## What this task involves:
In the entries below, find every line with "Earth" and copy it.

====== Extracted entries ======

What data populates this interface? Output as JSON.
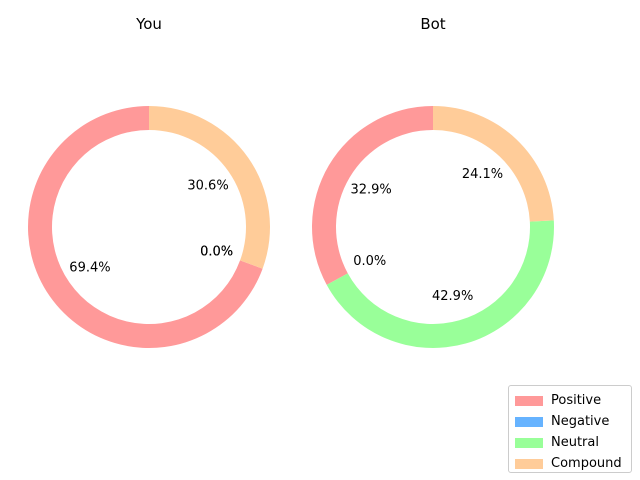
{
  "chart_data": [
    {
      "type": "pie",
      "title": "You",
      "categories": [
        "Positive",
        "Negative",
        "Neutral",
        "Compound"
      ],
      "values": [
        69.4,
        0.0,
        0.0,
        30.6
      ],
      "labels": [
        "69.4%",
        "0.0%",
        "0.0%",
        "30.6%"
      ],
      "donut": true
    },
    {
      "type": "pie",
      "title": "Bot",
      "categories": [
        "Positive",
        "Negative",
        "Neutral",
        "Compound"
      ],
      "values": [
        32.9,
        0.0,
        42.9,
        24.1
      ],
      "labels": [
        "32.9%",
        "0.0%",
        "42.9%",
        "24.1%"
      ],
      "donut": true
    }
  ],
  "legend": {
    "position": "bottom-right",
    "items": [
      {
        "label": "Positive",
        "color": "#ff9999"
      },
      {
        "label": "Negative",
        "color": "#66b3ff"
      },
      {
        "label": "Neutral",
        "color": "#99ff99"
      },
      {
        "label": "Compound",
        "color": "#ffcc99"
      }
    ]
  }
}
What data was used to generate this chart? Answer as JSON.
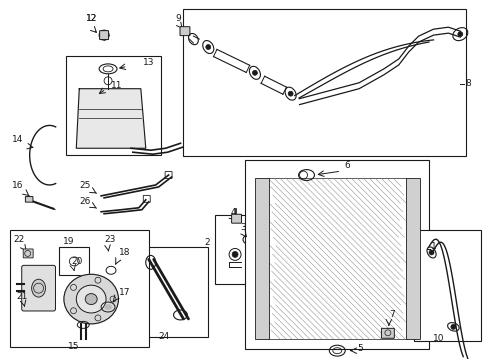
{
  "bg_color": "#ffffff",
  "lc": "#1a1a1a",
  "fig_width": 4.89,
  "fig_height": 3.6,
  "dpi": 100,
  "boxes": {
    "hose8": [
      0.375,
      0.655,
      0.585,
      0.325
    ],
    "res11": [
      0.135,
      0.695,
      0.185,
      0.185
    ],
    "rad1": [
      0.485,
      0.155,
      0.365,
      0.455
    ],
    "pump15": [
      0.015,
      0.145,
      0.27,
      0.305
    ],
    "hose24": [
      0.25,
      0.145,
      0.155,
      0.215
    ],
    "hose10": [
      0.84,
      0.145,
      0.135,
      0.24
    ],
    "parts23": [
      0.4,
      0.37,
      0.09,
      0.115
    ]
  }
}
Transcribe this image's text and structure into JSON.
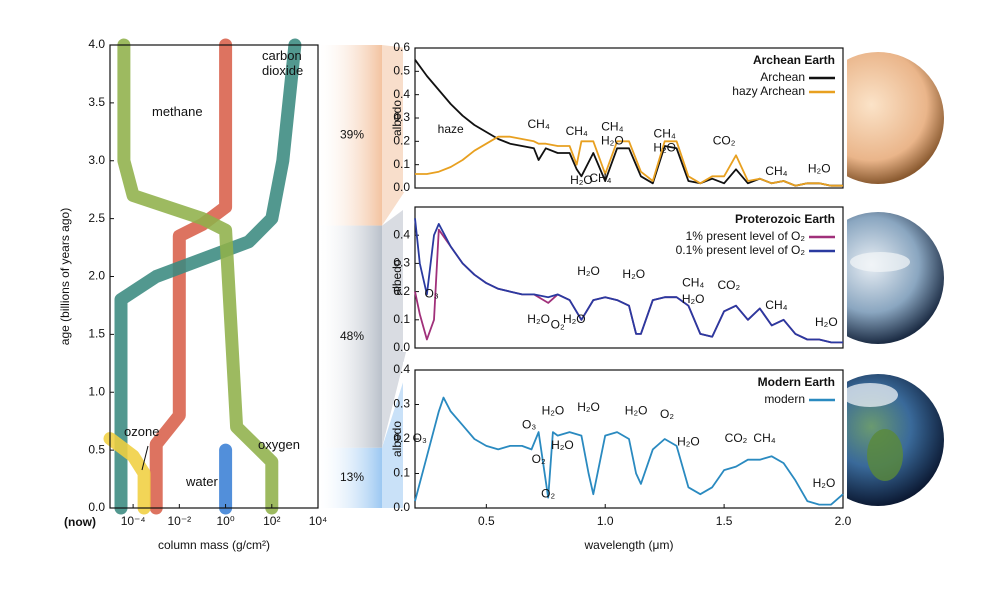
{
  "chart_data": [
    {
      "type": "line",
      "log_x": true,
      "ylabel": "age (billions of years ago)",
      "xlabel": "column mass (g/cm²)",
      "now_label": "(now)",
      "xlim": [
        1e-05,
        10000
      ],
      "xticks": [
        {
          "value": 0.0001,
          "label": "10⁻⁴"
        },
        {
          "value": 0.01,
          "label": "10⁻²"
        },
        {
          "value": 1,
          "label": "10⁰"
        },
        {
          "value": 100,
          "label": "10²"
        },
        {
          "value": 10000,
          "label": "10⁴"
        }
      ],
      "ylim": [
        0,
        4
      ],
      "yticks": [
        {
          "value": 0,
          "label": "0.0"
        },
        0.5,
        {
          "value": 1,
          "label": "1.0"
        },
        1.5,
        {
          "value": 2,
          "label": "2.0"
        },
        2.5,
        {
          "value": 3,
          "label": "3.0"
        },
        3.5,
        {
          "value": 4,
          "label": "4.0"
        }
      ],
      "series": [
        {
          "name": "methane",
          "color": "#d8604a",
          "x": [
            1,
            1,
            1,
            0.1,
            0.01,
            0.01,
            0.001,
            0.001
          ],
          "y": [
            4.0,
            3.0,
            2.6,
            2.45,
            2.35,
            0.8,
            0.55,
            0.0
          ]
        },
        {
          "name": "carbon dioxide",
          "color": "#3a8a80",
          "x": [
            1000,
            300,
            100,
            10,
            0.001,
            3e-05,
            3e-05
          ],
          "y": [
            4.0,
            3.0,
            2.5,
            2.3,
            2.0,
            1.8,
            0.0
          ]
        },
        {
          "name": "oxygen",
          "color": "#8fb04a",
          "x": [
            4e-05,
            4e-05,
            0.0001,
            0.1,
            1,
            3,
            100,
            100
          ],
          "y": [
            4.0,
            3.0,
            2.7,
            2.5,
            2.4,
            0.7,
            0.4,
            0.0
          ]
        },
        {
          "name": "ozone",
          "color": "#f0cf40",
          "x": [
            1e-05,
            0.0001,
            0.0003,
            0.0003
          ],
          "y": [
            0.6,
            0.45,
            0.3,
            0.0
          ]
        },
        {
          "name": "water",
          "color": "#3a7fd5",
          "x": [
            1,
            1
          ],
          "y": [
            0.5,
            0.0
          ]
        }
      ]
    },
    {
      "type": "share",
      "values": [
        39,
        48,
        13
      ],
      "value_labels": [
        "39%",
        "48%",
        "13%"
      ],
      "colors": [
        "#f3c3a0",
        "#b9c0ca",
        "#9cc8f2"
      ],
      "label_colors": [
        "#9c4a1c",
        "#333333",
        "#2a66cc"
      ]
    },
    {
      "type": "spectrum",
      "title": "Archean Earth",
      "ylabel": "albedo",
      "xlim": [
        0.2,
        2.0
      ],
      "ylim": [
        0,
        0.6
      ],
      "yticks": [
        {
          "value": 0,
          "label": "0.0"
        },
        0.1,
        0.2,
        0.3,
        0.4,
        0.5,
        0.6
      ],
      "x": [
        0.2,
        0.25,
        0.3,
        0.35,
        0.4,
        0.45,
        0.5,
        0.55,
        0.6,
        0.65,
        0.7,
        0.72,
        0.75,
        0.8,
        0.85,
        0.88,
        0.9,
        0.95,
        1.0,
        1.05,
        1.1,
        1.15,
        1.2,
        1.25,
        1.3,
        1.35,
        1.4,
        1.45,
        1.5,
        1.55,
        1.6,
        1.65,
        1.7,
        1.75,
        1.8,
        1.85,
        1.9,
        1.95,
        2.0
      ],
      "series": [
        {
          "name": "Archean",
          "color": "#111111",
          "values": [
            0.55,
            0.48,
            0.42,
            0.36,
            0.31,
            0.27,
            0.24,
            0.21,
            0.19,
            0.18,
            0.17,
            0.12,
            0.17,
            0.15,
            0.15,
            0.08,
            0.05,
            0.15,
            0.03,
            0.17,
            0.17,
            0.05,
            0.02,
            0.18,
            0.17,
            0.03,
            0.02,
            0.04,
            0.02,
            0.08,
            0.02,
            0.04,
            0.02,
            0.03,
            0.01,
            0.02,
            0.02,
            0.01,
            0.01
          ]
        },
        {
          "name": "hazy Archean",
          "color": "#e8a020",
          "values": [
            0.06,
            0.06,
            0.07,
            0.09,
            0.12,
            0.16,
            0.19,
            0.22,
            0.22,
            0.21,
            0.2,
            0.19,
            0.19,
            0.18,
            0.18,
            0.1,
            0.2,
            0.2,
            0.06,
            0.2,
            0.2,
            0.07,
            0.03,
            0.2,
            0.2,
            0.05,
            0.02,
            0.05,
            0.05,
            0.14,
            0.03,
            0.04,
            0.02,
            0.03,
            0.01,
            0.02,
            0.02,
            0.01,
            0.01
          ]
        }
      ],
      "annotations": [
        "haze",
        "CH₄",
        "CH₄",
        "CH₄",
        "H₂O",
        "CH₄",
        "H₂O",
        "CO₂",
        "H₂O",
        "CH₄",
        "CH₄",
        "H₂O"
      ]
    },
    {
      "type": "spectrum",
      "title": "Proterozoic Earth",
      "ylabel": "albedo",
      "xlim": [
        0.2,
        2.0
      ],
      "ylim": [
        0,
        0.5
      ],
      "yticks": [
        {
          "value": 0,
          "label": "0.0"
        },
        0.1,
        0.2,
        0.3,
        0.4
      ],
      "x": [
        0.2,
        0.22,
        0.25,
        0.28,
        0.3,
        0.35,
        0.4,
        0.45,
        0.5,
        0.55,
        0.6,
        0.65,
        0.7,
        0.76,
        0.8,
        0.85,
        0.9,
        0.95,
        1.0,
        1.05,
        1.1,
        1.13,
        1.15,
        1.2,
        1.25,
        1.3,
        1.35,
        1.4,
        1.45,
        1.5,
        1.55,
        1.6,
        1.65,
        1.7,
        1.75,
        1.8,
        1.85,
        1.9,
        1.95,
        2.0
      ],
      "series": [
        {
          "name": "1% present level of O₂",
          "color": "#a0307a",
          "values": [
            0.2,
            0.12,
            0.03,
            0.1,
            0.42,
            0.36,
            0.3,
            0.26,
            0.23,
            0.21,
            0.2,
            0.19,
            0.19,
            0.16,
            0.19,
            0.17,
            0.1,
            0.17,
            0.18,
            0.17,
            0.15,
            0.05,
            0.05,
            0.17,
            0.18,
            0.18,
            0.15,
            0.05,
            0.04,
            0.13,
            0.15,
            0.1,
            0.14,
            0.08,
            0.1,
            0.05,
            0.03,
            0.03,
            0.02,
            0.02
          ]
        },
        {
          "name": "0.1% present level of O₂",
          "color": "#2a3aa0",
          "values": [
            0.46,
            0.3,
            0.19,
            0.4,
            0.44,
            0.36,
            0.3,
            0.26,
            0.23,
            0.21,
            0.2,
            0.19,
            0.19,
            0.18,
            0.19,
            0.17,
            0.1,
            0.17,
            0.18,
            0.17,
            0.15,
            0.05,
            0.05,
            0.17,
            0.18,
            0.18,
            0.15,
            0.05,
            0.04,
            0.13,
            0.15,
            0.1,
            0.14,
            0.08,
            0.1,
            0.05,
            0.03,
            0.03,
            0.02,
            0.02
          ]
        }
      ],
      "annotations": [
        "O₃",
        "H₂O",
        "H₂O",
        "H₂O",
        "O₂",
        "H₂O",
        "CH₄",
        "H₂O",
        "CO₂",
        "CH₄",
        "H₂O"
      ]
    },
    {
      "type": "spectrum",
      "title": "Modern Earth",
      "ylabel": "albedo",
      "xlabel": "wavelength (μm)",
      "xlim": [
        0.2,
        2.0
      ],
      "ylim": [
        0,
        0.4
      ],
      "xticks": [
        0.5,
        {
          "value": 1,
          "label": "1.0"
        },
        1.5,
        {
          "value": 2,
          "label": "2.0"
        }
      ],
      "yticks": [
        {
          "value": 0,
          "label": "0.0"
        },
        0.1,
        0.2,
        0.3,
        0.4
      ],
      "x": [
        0.2,
        0.25,
        0.3,
        0.32,
        0.35,
        0.4,
        0.45,
        0.5,
        0.55,
        0.6,
        0.65,
        0.69,
        0.72,
        0.76,
        0.78,
        0.8,
        0.85,
        0.9,
        0.93,
        0.95,
        1.0,
        1.05,
        1.1,
        1.13,
        1.15,
        1.2,
        1.25,
        1.3,
        1.35,
        1.4,
        1.45,
        1.5,
        1.55,
        1.6,
        1.65,
        1.7,
        1.75,
        1.8,
        1.85,
        1.9,
        1.95,
        2.0
      ],
      "series": [
        {
          "name": "modern",
          "color": "#2a8ac0",
          "values": [
            0.02,
            0.15,
            0.28,
            0.32,
            0.28,
            0.24,
            0.2,
            0.18,
            0.17,
            0.18,
            0.18,
            0.17,
            0.22,
            0.03,
            0.22,
            0.21,
            0.22,
            0.21,
            0.1,
            0.04,
            0.21,
            0.22,
            0.2,
            0.1,
            0.07,
            0.17,
            0.2,
            0.18,
            0.06,
            0.04,
            0.06,
            0.11,
            0.12,
            0.14,
            0.14,
            0.15,
            0.13,
            0.08,
            0.02,
            0.01,
            0.01,
            0.04
          ]
        }
      ],
      "annotations": [
        "O₃",
        "O₃",
        "H₂O",
        "H₂O",
        "O₂",
        "H₂O",
        "O₂",
        "H₂O",
        "O₂",
        "H₂O",
        "CO₂",
        "CH₄",
        "H₂O"
      ]
    }
  ]
}
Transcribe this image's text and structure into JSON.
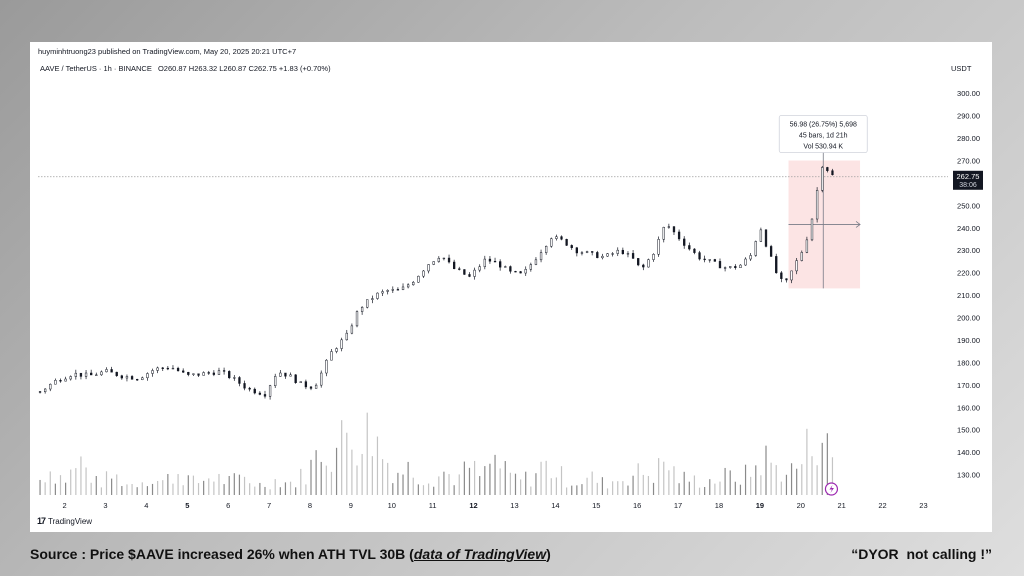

======

## Solved exercise:
      "title": "Archean Earth",
      "title": "Proterozoic Earth",
      "title": "Modern Earth",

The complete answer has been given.